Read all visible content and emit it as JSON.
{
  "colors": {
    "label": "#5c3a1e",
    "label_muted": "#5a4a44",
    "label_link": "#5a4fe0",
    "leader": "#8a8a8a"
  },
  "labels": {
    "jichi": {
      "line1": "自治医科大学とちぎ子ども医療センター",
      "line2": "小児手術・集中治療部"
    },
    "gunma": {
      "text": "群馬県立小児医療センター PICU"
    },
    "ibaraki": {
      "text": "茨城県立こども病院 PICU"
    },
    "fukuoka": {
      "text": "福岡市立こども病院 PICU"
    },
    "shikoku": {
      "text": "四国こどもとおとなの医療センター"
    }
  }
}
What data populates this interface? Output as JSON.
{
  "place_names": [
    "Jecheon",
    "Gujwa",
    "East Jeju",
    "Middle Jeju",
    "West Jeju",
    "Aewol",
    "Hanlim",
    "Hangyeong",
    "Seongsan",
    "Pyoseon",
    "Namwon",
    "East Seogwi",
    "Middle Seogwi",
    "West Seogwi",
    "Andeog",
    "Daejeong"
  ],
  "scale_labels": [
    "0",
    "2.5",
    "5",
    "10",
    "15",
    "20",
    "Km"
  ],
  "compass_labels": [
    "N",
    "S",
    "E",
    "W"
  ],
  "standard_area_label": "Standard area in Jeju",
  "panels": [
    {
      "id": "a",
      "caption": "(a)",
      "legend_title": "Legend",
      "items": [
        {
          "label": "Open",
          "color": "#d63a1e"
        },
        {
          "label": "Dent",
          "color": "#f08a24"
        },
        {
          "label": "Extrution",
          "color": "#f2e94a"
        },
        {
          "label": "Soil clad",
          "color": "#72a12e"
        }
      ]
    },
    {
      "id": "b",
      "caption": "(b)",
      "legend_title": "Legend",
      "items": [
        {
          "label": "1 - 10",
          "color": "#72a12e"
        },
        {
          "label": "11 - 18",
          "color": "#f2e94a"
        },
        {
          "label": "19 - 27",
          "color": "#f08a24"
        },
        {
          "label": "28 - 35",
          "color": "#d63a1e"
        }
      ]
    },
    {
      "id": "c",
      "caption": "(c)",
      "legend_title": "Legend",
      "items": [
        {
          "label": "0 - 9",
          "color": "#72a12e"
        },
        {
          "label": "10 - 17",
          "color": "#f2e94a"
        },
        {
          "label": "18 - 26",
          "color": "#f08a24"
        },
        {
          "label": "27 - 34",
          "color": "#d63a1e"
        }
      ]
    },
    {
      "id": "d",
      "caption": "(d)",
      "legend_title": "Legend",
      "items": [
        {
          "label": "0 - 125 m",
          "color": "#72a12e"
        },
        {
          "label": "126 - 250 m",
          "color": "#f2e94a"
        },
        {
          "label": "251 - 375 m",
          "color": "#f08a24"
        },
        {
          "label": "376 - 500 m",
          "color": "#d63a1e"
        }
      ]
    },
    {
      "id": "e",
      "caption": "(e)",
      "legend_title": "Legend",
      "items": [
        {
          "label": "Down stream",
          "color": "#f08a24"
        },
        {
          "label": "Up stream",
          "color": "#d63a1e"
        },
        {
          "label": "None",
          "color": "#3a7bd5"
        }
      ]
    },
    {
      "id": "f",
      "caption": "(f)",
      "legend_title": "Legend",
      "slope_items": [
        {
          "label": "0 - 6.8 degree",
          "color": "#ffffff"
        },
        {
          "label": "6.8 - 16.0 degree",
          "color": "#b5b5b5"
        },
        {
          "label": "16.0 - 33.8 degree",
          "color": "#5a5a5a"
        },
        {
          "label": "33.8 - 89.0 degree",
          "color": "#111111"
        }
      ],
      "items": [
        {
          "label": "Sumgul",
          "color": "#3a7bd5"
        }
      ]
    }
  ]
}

(Task to complete)
Search the data above for lines holding "Seogwi" and copy each of them.

(Response to this exercise)
    "East Seogwi",
    "Middle Seogwi",
    "West Seogwi",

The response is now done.